▶ [The exercise]:
Check each line of the material below, and copy it if it holds the string "JSON".

▶ [Stored rows]:

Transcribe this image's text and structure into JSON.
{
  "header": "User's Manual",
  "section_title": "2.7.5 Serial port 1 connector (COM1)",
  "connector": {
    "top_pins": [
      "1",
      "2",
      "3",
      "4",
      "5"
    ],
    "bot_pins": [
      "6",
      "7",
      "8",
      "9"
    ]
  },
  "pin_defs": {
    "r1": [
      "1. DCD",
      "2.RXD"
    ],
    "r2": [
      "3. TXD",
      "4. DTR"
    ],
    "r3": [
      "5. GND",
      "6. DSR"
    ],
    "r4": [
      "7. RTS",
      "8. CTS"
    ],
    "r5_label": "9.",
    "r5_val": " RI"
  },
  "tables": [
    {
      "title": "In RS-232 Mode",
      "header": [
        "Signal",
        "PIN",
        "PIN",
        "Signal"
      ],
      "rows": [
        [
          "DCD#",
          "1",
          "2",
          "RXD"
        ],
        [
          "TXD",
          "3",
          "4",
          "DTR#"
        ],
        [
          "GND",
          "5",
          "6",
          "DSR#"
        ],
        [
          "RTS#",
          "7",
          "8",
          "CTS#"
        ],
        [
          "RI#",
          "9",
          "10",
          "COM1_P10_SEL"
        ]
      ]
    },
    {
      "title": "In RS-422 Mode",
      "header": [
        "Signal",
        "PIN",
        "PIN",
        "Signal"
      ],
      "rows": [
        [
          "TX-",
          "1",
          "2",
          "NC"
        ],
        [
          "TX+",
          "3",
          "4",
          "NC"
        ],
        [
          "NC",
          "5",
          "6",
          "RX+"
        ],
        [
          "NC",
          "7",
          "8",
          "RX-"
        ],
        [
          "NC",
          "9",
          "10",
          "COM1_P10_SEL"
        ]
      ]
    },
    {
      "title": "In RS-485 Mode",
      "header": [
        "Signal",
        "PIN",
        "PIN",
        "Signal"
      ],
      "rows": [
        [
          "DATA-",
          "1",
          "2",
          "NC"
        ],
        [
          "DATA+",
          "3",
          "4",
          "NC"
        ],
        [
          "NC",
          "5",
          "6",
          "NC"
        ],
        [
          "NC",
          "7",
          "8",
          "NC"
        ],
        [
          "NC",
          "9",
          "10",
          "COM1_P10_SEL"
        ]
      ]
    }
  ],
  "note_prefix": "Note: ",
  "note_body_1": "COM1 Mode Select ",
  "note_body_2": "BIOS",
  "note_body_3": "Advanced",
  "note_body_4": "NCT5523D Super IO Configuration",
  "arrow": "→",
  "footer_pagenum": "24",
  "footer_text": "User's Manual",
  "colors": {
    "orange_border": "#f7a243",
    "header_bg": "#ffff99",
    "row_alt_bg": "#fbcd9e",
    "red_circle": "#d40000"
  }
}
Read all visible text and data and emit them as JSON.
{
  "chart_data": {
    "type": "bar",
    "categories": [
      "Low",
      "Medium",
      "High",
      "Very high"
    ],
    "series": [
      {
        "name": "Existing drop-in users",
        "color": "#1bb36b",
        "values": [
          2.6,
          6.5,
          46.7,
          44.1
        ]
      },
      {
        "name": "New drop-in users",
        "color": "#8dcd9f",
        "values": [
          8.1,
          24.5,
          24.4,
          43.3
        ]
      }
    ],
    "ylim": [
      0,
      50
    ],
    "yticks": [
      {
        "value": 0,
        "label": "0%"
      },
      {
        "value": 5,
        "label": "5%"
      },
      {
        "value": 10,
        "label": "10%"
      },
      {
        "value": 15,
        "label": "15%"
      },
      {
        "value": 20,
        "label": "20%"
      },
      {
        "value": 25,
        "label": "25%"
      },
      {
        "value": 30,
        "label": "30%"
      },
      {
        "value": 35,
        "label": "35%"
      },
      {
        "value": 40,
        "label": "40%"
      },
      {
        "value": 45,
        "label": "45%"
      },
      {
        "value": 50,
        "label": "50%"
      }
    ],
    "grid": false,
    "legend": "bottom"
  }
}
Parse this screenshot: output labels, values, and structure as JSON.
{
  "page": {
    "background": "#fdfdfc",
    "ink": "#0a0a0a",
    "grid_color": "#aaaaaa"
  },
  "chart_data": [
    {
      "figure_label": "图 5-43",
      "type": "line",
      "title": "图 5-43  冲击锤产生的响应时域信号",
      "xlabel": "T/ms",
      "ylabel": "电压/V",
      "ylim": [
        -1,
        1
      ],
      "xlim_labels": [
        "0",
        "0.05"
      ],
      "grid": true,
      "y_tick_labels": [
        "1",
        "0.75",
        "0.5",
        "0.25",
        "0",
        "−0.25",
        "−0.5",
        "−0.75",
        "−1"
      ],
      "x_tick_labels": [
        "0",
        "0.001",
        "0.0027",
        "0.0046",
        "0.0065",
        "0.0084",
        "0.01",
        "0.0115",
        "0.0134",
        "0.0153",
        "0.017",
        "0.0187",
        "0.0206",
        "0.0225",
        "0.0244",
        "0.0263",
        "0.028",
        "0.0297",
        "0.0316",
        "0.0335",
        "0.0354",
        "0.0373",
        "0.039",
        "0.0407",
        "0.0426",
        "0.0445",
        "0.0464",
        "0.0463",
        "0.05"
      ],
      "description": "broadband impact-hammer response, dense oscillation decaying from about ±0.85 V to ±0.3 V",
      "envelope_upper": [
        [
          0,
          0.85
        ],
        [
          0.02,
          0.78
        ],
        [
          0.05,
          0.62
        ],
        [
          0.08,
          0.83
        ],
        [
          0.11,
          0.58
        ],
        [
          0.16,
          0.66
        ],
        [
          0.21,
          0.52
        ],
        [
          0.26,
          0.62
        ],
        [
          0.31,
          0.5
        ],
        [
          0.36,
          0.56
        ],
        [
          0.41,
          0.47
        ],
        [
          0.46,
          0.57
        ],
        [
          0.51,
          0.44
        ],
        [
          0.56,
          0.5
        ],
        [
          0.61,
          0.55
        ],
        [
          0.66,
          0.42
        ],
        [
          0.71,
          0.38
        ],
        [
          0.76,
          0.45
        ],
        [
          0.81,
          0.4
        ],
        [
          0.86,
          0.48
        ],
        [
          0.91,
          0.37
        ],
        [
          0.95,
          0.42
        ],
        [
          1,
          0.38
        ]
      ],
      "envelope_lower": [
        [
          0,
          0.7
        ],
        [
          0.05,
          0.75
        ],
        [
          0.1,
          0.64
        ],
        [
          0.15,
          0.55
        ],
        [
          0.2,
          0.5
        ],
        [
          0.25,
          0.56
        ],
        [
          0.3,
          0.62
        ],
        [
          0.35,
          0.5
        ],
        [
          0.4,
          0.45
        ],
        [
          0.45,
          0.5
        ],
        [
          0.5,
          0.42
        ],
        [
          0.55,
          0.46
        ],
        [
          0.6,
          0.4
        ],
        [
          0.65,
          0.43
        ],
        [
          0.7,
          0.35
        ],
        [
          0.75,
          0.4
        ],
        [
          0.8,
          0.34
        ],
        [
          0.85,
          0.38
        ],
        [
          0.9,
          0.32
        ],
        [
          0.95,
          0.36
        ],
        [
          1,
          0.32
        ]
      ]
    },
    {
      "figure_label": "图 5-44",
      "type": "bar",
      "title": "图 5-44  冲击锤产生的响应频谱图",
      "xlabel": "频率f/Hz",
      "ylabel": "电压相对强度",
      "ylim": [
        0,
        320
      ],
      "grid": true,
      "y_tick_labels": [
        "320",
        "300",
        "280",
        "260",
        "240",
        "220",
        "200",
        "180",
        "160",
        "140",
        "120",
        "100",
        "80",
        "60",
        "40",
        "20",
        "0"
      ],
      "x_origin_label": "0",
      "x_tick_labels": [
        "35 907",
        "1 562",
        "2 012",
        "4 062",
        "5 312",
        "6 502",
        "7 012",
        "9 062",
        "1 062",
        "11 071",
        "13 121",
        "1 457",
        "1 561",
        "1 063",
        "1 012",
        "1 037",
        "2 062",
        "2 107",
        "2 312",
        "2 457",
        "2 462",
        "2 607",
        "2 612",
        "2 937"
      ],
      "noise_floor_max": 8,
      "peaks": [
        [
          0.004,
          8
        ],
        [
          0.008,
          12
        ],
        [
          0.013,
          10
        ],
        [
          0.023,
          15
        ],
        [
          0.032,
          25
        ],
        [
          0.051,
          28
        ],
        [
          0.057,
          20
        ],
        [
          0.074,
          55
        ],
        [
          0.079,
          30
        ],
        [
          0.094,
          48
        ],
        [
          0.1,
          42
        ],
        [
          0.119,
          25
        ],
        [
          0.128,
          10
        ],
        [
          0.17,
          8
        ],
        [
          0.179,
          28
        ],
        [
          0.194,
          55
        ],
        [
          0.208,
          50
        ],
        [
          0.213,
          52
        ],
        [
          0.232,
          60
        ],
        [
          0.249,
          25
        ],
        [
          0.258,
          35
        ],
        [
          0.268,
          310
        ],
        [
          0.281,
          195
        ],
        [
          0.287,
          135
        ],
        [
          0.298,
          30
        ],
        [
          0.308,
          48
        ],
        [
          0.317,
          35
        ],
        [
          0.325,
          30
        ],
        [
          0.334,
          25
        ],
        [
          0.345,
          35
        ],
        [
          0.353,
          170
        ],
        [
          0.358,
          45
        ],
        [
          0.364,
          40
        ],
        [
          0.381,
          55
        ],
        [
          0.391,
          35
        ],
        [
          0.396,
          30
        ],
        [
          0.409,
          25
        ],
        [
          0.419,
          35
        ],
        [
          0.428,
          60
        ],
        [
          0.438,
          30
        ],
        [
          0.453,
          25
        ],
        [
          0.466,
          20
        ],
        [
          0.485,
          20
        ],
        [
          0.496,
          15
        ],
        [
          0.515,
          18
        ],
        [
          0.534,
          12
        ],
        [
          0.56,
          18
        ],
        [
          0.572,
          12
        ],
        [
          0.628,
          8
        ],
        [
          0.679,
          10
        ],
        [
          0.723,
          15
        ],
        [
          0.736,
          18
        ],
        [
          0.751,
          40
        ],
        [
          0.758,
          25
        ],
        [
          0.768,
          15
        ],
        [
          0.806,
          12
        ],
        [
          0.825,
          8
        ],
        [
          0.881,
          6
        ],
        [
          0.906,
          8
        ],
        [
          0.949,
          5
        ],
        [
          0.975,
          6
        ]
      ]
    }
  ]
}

▶ [Exercise answer]:
Transcribe this image's text and structure into JSON.
Read all visible text and data and emit them as JSON.
Parse this screenshot: output labels, values, and structure as JSON.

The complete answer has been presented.